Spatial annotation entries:
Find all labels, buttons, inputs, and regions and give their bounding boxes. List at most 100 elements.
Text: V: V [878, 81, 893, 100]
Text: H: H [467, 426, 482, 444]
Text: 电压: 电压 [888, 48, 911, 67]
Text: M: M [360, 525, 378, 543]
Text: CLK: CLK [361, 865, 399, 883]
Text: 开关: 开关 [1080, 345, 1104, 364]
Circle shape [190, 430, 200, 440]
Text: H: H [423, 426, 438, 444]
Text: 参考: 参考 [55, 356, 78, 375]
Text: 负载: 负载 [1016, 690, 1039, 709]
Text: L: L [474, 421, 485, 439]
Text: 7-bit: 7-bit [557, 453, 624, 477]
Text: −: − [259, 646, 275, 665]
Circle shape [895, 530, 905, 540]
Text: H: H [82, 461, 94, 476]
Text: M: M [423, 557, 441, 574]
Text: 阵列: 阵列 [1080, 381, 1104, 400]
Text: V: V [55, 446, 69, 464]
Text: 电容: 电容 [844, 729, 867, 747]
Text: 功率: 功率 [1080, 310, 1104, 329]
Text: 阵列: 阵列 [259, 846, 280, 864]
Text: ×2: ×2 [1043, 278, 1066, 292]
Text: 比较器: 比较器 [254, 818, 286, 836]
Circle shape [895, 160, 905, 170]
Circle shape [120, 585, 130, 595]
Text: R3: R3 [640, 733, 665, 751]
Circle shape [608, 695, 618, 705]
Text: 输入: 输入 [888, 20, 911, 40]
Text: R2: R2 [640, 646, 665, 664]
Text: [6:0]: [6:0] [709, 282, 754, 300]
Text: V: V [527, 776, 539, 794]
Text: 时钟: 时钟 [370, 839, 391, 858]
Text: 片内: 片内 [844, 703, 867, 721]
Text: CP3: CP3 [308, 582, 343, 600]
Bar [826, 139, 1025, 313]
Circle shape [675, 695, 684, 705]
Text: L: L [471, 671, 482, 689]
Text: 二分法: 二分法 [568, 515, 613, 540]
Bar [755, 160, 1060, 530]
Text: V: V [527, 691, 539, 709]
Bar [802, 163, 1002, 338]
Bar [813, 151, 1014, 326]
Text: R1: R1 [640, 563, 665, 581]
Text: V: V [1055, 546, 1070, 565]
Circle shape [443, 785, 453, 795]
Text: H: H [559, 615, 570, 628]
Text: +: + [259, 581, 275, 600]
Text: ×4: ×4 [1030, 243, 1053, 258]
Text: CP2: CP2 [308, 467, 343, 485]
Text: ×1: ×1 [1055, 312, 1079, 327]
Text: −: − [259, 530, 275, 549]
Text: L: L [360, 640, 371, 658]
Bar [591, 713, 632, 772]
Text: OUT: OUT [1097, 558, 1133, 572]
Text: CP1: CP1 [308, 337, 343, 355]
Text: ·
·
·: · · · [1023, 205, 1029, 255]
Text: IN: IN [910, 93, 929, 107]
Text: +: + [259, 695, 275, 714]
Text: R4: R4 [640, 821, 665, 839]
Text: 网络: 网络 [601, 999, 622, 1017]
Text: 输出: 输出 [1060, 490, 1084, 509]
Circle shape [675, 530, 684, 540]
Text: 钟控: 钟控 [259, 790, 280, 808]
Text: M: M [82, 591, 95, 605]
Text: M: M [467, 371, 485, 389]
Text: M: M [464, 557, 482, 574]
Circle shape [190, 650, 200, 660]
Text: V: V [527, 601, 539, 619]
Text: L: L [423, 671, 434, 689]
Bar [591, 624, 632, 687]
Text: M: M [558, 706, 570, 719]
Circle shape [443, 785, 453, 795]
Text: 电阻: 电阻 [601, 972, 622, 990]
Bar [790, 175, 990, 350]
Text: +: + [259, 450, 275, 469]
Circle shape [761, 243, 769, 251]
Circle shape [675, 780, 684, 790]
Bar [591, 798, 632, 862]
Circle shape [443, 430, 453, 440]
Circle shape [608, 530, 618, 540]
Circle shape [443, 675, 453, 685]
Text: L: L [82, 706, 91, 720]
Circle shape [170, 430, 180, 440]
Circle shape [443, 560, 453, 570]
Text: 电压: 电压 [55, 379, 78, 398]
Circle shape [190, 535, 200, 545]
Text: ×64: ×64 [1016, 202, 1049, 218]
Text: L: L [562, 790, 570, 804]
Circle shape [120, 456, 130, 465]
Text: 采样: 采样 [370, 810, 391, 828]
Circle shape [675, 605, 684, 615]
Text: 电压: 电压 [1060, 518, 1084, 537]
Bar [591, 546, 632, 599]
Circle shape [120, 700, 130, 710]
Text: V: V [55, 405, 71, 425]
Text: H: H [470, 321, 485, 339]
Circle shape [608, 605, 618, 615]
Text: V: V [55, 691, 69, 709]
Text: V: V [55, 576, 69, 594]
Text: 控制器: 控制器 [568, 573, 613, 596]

Required task: Repeat the lines of every record above word for word.

Response:
Find all labels, buttons, inputs, and regions and give their bounding boxes. List at most 100 elements.
Text: V: V [878, 81, 893, 100]
Text: H: H [467, 426, 482, 444]
Text: 电压: 电压 [888, 48, 911, 67]
Text: M: M [360, 525, 378, 543]
Text: CLK: CLK [361, 865, 399, 883]
Text: 开关: 开关 [1080, 345, 1104, 364]
Circle shape [190, 430, 200, 440]
Text: H: H [423, 426, 438, 444]
Text: 参考: 参考 [55, 356, 78, 375]
Text: 负载: 负载 [1016, 690, 1039, 709]
Text: L: L [474, 421, 485, 439]
Text: 7-bit: 7-bit [557, 453, 624, 477]
Text: −: − [259, 646, 275, 665]
Circle shape [895, 530, 905, 540]
Text: H: H [82, 461, 94, 476]
Text: M: M [423, 557, 441, 574]
Text: 阵列: 阵列 [1080, 381, 1104, 400]
Text: V: V [55, 446, 69, 464]
Text: 电容: 电容 [844, 729, 867, 747]
Text: 功率: 功率 [1080, 310, 1104, 329]
Text: 阵列: 阵列 [259, 846, 280, 864]
Text: ×2: ×2 [1043, 278, 1066, 292]
Text: 比较器: 比较器 [254, 818, 286, 836]
Circle shape [895, 160, 905, 170]
Circle shape [120, 585, 130, 595]
Text: R3: R3 [640, 733, 665, 751]
Circle shape [608, 695, 618, 705]
Text: 输入: 输入 [888, 20, 911, 40]
Text: R2: R2 [640, 646, 665, 664]
Text: [6:0]: [6:0] [709, 282, 754, 300]
Text: V: V [527, 776, 539, 794]
Text: 时钟: 时钟 [370, 839, 391, 858]
Text: 片内: 片内 [844, 703, 867, 721]
Text: CP3: CP3 [308, 582, 343, 600]
Bar [826, 139, 1025, 313]
Circle shape [675, 695, 684, 705]
Text: L: L [471, 671, 482, 689]
Text: 二分法: 二分法 [568, 515, 613, 540]
Bar [755, 160, 1060, 530]
Text: V: V [527, 691, 539, 709]
Bar [802, 163, 1002, 338]
Bar [813, 151, 1014, 326]
Text: R1: R1 [640, 563, 665, 581]
Text: V: V [1055, 546, 1070, 565]
Circle shape [443, 785, 453, 795]
Text: H: H [559, 615, 570, 628]
Text: +: + [259, 581, 275, 600]
Text: ×4: ×4 [1030, 243, 1053, 258]
Text: CP2: CP2 [308, 467, 343, 485]
Text: ×1: ×1 [1055, 312, 1079, 327]
Text: −: − [259, 530, 275, 549]
Text: L: L [360, 640, 371, 658]
Bar [591, 713, 632, 772]
Text: OUT: OUT [1097, 558, 1133, 572]
Text: CP1: CP1 [308, 337, 343, 355]
Text: ·
·
·: · · · [1023, 205, 1029, 255]
Text: IN: IN [910, 93, 929, 107]
Text: +: + [259, 695, 275, 714]
Text: R4: R4 [640, 821, 665, 839]
Text: 网络: 网络 [601, 999, 622, 1017]
Text: 输出: 输出 [1060, 490, 1084, 509]
Circle shape [675, 530, 684, 540]
Text: 钟控: 钟控 [259, 790, 280, 808]
Text: M: M [82, 591, 95, 605]
Text: M: M [467, 371, 485, 389]
Text: M: M [464, 557, 482, 574]
Circle shape [190, 650, 200, 660]
Text: V: V [527, 601, 539, 619]
Text: L: L [423, 671, 434, 689]
Bar [591, 624, 632, 687]
Text: M: M [558, 706, 570, 719]
Circle shape [443, 785, 453, 795]
Text: 电阻: 电阻 [601, 972, 622, 990]
Bar [790, 175, 990, 350]
Text: +: + [259, 450, 275, 469]
Circle shape [761, 243, 769, 251]
Circle shape [675, 780, 684, 790]
Bar [591, 798, 632, 862]
Circle shape [443, 430, 453, 440]
Circle shape [608, 530, 618, 540]
Circle shape [443, 675, 453, 685]
Text: L: L [82, 706, 91, 720]
Circle shape [170, 430, 180, 440]
Circle shape [443, 560, 453, 570]
Text: 电压: 电压 [55, 379, 78, 398]
Circle shape [190, 535, 200, 545]
Text: ×64: ×64 [1016, 202, 1049, 218]
Text: L: L [562, 790, 570, 804]
Circle shape [120, 456, 130, 465]
Text: 采样: 采样 [370, 810, 391, 828]
Circle shape [675, 605, 684, 615]
Text: 电压: 电压 [1060, 518, 1084, 537]
Bar [591, 546, 632, 599]
Circle shape [120, 700, 130, 710]
Text: V: V [55, 405, 71, 425]
Text: H: H [470, 321, 485, 339]
Circle shape [608, 605, 618, 615]
Text: V: V [55, 691, 69, 709]
Text: V: V [55, 576, 69, 594]
Text: 控制器: 控制器 [568, 573, 613, 596]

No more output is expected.